> **DIRECTION**: Copy out the lines that have "content" in them.
============
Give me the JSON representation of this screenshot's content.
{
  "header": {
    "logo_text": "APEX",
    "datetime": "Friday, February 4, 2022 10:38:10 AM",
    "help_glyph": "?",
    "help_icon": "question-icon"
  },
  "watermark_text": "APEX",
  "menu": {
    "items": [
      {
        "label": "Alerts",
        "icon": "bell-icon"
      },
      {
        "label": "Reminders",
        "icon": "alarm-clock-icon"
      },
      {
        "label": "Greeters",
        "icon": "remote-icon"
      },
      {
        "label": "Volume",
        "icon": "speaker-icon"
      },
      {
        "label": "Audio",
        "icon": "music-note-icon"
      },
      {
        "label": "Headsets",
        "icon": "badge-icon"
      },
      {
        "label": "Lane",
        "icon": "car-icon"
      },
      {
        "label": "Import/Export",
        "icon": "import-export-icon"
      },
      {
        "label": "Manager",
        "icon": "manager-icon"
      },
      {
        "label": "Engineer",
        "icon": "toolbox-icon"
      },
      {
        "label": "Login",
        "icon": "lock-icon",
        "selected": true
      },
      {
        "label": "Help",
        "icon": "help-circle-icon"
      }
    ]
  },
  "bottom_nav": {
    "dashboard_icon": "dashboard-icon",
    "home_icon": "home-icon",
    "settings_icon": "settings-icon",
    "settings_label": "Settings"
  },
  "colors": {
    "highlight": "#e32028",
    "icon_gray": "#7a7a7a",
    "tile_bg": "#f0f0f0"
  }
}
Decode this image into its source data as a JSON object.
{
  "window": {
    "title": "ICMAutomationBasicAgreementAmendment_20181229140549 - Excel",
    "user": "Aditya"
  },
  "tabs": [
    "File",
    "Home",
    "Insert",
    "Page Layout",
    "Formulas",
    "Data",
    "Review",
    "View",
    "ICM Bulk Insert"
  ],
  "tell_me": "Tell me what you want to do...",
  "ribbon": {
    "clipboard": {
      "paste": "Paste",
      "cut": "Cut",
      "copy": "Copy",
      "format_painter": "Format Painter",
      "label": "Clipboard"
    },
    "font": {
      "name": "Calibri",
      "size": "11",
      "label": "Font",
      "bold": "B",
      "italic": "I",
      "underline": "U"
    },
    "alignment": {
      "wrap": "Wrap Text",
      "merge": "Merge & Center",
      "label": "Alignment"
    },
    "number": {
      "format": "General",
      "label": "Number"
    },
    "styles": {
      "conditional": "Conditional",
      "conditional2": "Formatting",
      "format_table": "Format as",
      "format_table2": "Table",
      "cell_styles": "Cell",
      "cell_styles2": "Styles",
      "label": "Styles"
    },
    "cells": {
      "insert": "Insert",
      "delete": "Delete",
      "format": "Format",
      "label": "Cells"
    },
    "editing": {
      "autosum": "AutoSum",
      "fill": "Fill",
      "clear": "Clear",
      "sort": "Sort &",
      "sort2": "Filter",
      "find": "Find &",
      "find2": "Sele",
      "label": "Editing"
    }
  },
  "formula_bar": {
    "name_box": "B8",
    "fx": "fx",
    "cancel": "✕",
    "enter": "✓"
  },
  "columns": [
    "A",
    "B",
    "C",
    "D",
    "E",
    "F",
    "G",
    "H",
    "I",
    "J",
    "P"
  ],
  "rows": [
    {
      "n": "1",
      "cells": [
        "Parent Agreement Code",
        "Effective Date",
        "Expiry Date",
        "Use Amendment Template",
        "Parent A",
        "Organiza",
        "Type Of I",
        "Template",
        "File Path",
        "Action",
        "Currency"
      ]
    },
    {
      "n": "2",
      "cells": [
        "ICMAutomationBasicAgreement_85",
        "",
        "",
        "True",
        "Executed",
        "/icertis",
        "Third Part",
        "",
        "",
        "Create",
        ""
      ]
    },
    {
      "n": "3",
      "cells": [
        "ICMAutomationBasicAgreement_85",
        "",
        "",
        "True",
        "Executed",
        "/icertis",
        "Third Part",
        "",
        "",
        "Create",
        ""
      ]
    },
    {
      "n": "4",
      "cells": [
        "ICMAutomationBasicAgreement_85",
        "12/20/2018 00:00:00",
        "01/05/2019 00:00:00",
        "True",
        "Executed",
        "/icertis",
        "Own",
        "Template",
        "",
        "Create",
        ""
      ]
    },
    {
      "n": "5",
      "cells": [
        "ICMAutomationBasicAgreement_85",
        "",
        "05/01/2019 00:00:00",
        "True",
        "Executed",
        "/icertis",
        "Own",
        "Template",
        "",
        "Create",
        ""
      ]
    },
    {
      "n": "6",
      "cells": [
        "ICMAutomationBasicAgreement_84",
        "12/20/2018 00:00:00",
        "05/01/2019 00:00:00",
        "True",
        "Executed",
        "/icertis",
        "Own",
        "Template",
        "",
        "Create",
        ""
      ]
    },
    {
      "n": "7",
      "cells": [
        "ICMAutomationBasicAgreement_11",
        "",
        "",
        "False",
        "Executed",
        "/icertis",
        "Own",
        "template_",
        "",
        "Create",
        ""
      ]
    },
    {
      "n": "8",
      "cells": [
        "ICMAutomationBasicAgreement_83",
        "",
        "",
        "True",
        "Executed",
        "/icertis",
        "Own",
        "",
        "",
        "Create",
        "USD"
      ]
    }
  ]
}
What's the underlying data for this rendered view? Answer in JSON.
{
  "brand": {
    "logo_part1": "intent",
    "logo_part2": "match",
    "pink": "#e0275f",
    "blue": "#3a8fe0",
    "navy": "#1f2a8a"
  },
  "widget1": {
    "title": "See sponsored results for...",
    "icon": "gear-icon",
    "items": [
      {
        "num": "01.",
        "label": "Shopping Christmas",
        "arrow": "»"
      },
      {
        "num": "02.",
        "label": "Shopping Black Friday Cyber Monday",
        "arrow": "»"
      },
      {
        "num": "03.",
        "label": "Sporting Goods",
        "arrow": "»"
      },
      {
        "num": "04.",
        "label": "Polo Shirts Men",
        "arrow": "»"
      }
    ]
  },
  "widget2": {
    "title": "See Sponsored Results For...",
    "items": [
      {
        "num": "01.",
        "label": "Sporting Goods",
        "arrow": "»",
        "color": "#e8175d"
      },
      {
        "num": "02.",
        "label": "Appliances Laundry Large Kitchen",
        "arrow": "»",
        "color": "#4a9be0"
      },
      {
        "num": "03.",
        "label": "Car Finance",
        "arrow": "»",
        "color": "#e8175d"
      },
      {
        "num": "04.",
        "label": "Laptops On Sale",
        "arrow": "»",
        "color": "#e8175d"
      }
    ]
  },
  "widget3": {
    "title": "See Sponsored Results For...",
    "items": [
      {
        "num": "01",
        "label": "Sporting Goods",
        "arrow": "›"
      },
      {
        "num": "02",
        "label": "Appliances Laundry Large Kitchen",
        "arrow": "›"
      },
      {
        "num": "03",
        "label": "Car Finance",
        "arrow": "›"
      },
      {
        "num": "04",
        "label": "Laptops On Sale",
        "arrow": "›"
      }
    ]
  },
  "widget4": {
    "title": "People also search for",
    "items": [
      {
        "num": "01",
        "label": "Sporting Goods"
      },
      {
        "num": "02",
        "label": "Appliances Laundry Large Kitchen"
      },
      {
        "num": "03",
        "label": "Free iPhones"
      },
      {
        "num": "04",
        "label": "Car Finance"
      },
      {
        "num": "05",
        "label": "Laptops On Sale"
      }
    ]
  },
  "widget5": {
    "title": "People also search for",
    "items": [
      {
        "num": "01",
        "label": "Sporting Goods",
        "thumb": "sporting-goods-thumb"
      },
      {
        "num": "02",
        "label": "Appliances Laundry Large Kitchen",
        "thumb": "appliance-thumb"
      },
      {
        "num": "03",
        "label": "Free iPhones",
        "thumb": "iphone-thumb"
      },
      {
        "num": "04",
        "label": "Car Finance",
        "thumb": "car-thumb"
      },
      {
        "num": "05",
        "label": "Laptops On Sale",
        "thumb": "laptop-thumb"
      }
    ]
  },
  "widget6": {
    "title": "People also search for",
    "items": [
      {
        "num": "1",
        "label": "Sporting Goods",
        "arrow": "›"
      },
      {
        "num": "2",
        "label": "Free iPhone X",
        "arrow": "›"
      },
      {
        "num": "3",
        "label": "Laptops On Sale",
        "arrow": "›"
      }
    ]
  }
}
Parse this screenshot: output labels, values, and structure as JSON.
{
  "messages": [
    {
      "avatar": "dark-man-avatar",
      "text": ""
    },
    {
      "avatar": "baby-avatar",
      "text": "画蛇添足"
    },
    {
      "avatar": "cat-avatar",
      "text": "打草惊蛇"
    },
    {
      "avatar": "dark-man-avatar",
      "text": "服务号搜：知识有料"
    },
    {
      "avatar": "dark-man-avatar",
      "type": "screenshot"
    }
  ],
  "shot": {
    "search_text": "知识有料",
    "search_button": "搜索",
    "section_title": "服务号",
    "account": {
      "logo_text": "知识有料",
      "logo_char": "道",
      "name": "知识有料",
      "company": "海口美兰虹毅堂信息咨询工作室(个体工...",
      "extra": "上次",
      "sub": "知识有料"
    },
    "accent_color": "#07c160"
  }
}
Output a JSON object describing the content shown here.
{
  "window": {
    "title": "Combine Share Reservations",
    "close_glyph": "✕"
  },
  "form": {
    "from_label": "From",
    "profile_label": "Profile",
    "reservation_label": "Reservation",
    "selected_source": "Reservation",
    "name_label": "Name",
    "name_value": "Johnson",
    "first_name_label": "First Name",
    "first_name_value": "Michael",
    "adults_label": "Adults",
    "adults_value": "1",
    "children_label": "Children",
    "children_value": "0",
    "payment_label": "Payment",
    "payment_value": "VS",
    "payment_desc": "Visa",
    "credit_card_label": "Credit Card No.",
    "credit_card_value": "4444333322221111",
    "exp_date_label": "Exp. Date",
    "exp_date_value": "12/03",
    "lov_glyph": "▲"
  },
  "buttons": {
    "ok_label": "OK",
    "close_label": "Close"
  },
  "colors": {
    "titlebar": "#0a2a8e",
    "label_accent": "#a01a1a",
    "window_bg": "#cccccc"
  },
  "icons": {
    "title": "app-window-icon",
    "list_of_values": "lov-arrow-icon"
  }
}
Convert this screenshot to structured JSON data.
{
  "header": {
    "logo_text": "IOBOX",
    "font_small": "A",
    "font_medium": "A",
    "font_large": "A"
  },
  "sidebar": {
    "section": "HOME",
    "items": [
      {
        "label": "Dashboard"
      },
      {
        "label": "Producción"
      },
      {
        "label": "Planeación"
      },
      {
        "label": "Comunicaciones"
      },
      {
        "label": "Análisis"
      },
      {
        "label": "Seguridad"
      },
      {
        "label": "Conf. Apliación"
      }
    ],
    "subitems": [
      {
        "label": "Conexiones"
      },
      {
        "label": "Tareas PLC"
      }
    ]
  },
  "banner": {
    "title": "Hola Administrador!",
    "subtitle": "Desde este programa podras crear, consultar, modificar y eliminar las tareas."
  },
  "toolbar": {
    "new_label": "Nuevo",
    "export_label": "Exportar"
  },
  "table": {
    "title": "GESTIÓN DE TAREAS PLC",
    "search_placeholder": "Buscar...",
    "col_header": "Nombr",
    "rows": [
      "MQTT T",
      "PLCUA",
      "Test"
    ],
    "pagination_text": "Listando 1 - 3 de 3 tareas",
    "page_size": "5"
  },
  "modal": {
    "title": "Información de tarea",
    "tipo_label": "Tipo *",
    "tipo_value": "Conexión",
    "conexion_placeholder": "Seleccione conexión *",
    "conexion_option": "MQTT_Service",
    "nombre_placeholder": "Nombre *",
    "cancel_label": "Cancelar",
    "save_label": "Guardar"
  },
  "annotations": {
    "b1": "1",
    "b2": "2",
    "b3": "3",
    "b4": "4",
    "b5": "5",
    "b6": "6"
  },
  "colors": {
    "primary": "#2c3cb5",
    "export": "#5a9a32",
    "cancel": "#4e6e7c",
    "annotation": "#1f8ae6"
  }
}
============
> **FINAL RESULT**:
Give me the JSON representation of this screenshot's content.
Output a JSON object describing the content shown here.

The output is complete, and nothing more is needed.